** Start of Information provided **
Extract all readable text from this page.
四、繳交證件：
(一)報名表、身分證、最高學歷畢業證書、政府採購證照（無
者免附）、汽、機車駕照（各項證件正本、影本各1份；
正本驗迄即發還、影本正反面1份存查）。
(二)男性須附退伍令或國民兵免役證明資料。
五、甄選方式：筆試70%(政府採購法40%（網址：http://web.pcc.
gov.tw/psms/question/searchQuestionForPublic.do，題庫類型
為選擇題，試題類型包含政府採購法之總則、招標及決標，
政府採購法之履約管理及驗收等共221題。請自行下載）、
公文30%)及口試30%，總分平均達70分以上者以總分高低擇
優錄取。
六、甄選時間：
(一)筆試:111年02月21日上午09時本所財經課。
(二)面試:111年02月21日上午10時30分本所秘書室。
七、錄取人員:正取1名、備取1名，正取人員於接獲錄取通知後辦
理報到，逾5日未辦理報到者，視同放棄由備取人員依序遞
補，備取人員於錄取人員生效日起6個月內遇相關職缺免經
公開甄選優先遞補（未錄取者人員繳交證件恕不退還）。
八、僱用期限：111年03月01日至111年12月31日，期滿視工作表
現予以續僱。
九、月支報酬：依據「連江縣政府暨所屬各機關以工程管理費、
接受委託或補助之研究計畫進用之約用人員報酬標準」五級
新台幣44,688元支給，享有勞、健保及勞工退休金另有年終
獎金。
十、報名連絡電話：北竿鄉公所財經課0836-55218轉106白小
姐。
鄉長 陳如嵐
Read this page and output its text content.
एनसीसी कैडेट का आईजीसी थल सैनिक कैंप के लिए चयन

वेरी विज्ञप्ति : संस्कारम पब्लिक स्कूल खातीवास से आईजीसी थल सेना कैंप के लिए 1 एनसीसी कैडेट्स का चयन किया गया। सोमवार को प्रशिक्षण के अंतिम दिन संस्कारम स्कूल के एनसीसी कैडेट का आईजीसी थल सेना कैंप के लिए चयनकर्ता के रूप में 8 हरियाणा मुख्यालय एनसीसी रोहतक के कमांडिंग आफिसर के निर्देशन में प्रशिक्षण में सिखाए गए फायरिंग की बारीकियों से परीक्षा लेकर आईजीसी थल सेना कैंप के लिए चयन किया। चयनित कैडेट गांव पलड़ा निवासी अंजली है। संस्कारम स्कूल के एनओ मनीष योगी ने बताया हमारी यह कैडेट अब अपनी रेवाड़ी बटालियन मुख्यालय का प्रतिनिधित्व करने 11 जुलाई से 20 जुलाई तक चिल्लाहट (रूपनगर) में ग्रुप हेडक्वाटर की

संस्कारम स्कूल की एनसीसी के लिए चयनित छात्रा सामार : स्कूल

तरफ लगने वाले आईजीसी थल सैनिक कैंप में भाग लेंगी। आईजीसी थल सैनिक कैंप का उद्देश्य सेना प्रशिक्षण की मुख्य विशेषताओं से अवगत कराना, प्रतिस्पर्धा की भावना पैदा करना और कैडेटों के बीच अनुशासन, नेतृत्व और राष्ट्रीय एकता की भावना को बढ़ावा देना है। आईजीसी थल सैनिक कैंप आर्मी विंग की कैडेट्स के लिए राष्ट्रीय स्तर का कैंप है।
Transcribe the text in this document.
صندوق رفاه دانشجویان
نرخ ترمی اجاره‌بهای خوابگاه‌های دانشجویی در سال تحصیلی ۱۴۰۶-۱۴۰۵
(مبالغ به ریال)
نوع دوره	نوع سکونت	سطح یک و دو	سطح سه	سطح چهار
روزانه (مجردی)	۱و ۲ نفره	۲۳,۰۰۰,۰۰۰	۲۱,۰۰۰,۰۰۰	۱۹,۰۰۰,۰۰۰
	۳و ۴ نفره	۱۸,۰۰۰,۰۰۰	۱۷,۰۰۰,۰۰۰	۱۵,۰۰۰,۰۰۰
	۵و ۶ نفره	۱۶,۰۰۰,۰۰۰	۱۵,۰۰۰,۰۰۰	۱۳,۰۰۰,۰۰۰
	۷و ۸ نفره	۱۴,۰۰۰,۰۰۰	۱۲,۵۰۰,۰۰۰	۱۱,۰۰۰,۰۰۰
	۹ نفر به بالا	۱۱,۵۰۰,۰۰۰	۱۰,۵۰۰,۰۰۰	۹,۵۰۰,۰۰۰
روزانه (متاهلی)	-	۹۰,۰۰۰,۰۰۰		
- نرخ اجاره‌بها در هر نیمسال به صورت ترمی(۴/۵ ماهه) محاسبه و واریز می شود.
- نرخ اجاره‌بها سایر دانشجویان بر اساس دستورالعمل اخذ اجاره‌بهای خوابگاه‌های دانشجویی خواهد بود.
** End of Information provided **
### Instruction
Print the material once more, exactly.

### Task output
Extract all readable text from this page.
四、繳交證件：
(一)報名表、身分證、最高學歷畢業證書、政府採購證照（無
者免附）、汽、機車駕照（各項證件正本、影本各1份；
正本驗迄即發還、影本正反面1份存查）。
(二)男性須附退伍令或國民兵免役證明資料。
五、甄選方式：筆試70%(政府採購法40%（網址：http://web.pcc.
gov.tw/psms/question/searchQuestionForPublic.do，題庫類型
為選擇題，試題類型包含政府採購法之總則、招標及決標，
政府採購法之履約管理及驗收等共221題。請自行下載）、
公文30%)及口試30%，總分平均達70分以上者以總分高低擇
優錄取。
六、甄選時間：
(一)筆試:111年02月21日上午09時本所財經課。
(二)面試:111年02月21日上午10時30分本所秘書室。
七、錄取人員:正取1名、備取1名，正取人員於接獲錄取通知後辦
理報到，逾5日未辦理報到者，視同放棄由備取人員依序遞
補，備取人員於錄取人員生效日起6個月內遇相關職缺免經
公開甄選優先遞補（未錄取者人員繳交證件恕不退還）。
八、僱用期限：111年03月01日至111年12月31日，期滿視工作表
現予以續僱。
九、月支報酬：依據「連江縣政府暨所屬各機關以工程管理費、
接受委託或補助之研究計畫進用之約用人員報酬標準」五級
新台幣44,688元支給，享有勞、健保及勞工退休金另有年終
獎金。
十、報名連絡電話：北竿鄉公所財經課0836-55218轉106白小
姐。
鄉長 陳如嵐
Read this page and output its text content.
एनसीसी कैडेट का आईजीसी थल सैनिक कैंप के लिए चयन

वेरी विज्ञप्ति : संस्कारम पब्लिक स्कूल खातीवास से आईजीसी थल सेना कैंप के लिए 1 एनसीसी कैडेट्स का चयन किया गया। सोमवार को प्रशिक्षण के अंतिम दिन संस्कारम स्कूल के एनसीसी कैडेट का आईजीसी थल सेना कैंप के लिए चयनकर्ता के रूप में 8 हरियाणा मुख्यालय एनसीसी रोहतक के कमांडिंग आफिसर के निर्देशन में प्रशिक्षण में सिखाए गए फायरिंग की बारीकियों से परीक्षा लेकर आईजीसी थल सेना कैंप के लिए चयन किया। चयनित कैडेट गांव पलड़ा निवासी अंजली है। संस्कारम स्कूल के एनओ मनीष योगी ने बताया हमारी यह कैडेट अब अपनी रेवाड़ी बटालियन मुख्यालय का प्रतिनिधित्व करने 11 जुलाई से 20 जुलाई तक चिल्लाहट (रूपनगर) में ग्रुप हेडक्वाटर की

संस्कारम स्कूल की एनसीसी के लिए चयनित छात्रा सामार : स्कूल

तरफ लगने वाले आईजीसी थल सैनिक कैंप में भाग लेंगी। आईजीसी थल सैनिक कैंप का उद्देश्य सेना प्रशिक्षण की मुख्य विशेषताओं से अवगत कराना, प्रतिस्पर्धा की भावना पैदा करना और कैडेटों के बीच अनुशासन, नेतृत्व और राष्ट्रीय एकता की भावना को बढ़ावा देना है। आईजीसी थल सैनिक कैंप आर्मी विंग की कैडेट्स के लिए राष्ट्रीय स्तर का कैंप है।
Transcribe the text in this document.
صندوق رفاه دانشجویان
نرخ ترمی اجاره‌بهای خوابگاه‌های دانشجویی در سال تحصیلی ۱۴۰۶-۱۴۰۵
(مبالغ به ریال)
نوع دوره	نوع سکونت	سطح یک و دو	سطح سه	سطح چهار
روزانه (مجردی)	۱و ۲ نفره	۲۳,۰۰۰,۰۰۰	۲۱,۰۰۰,۰۰۰	۱۹,۰۰۰,۰۰۰
	۳و ۴ نفره	۱۸,۰۰۰,۰۰۰	۱۷,۰۰۰,۰۰۰	۱۵,۰۰۰,۰۰۰
	۵و ۶ نفره	۱۶,۰۰۰,۰۰۰	۱۵,۰۰۰,۰۰۰	۱۳,۰۰۰,۰۰۰
	۷و ۸ نفره	۱۴,۰۰۰,۰۰۰	۱۲,۵۰۰,۰۰۰	۱۱,۰۰۰,۰۰۰
	۹ نفر به بالا	۱۱,۵۰۰,۰۰۰	۱۰,۵۰۰,۰۰۰	۹,۵۰۰,۰۰۰
روزانه (متاهلی)	-	۹۰,۰۰۰,۰۰۰		
- نرخ اجاره‌بها در هر نیمسال به صورت ترمی(۴/۵ ماهه) محاسبه و واریز می شود.
- نرخ اجاره‌بها سایر دانشجویان بر اساس دستورالعمل اخذ اجاره‌بهای خوابگاه‌های دانشجویی خواهد بود.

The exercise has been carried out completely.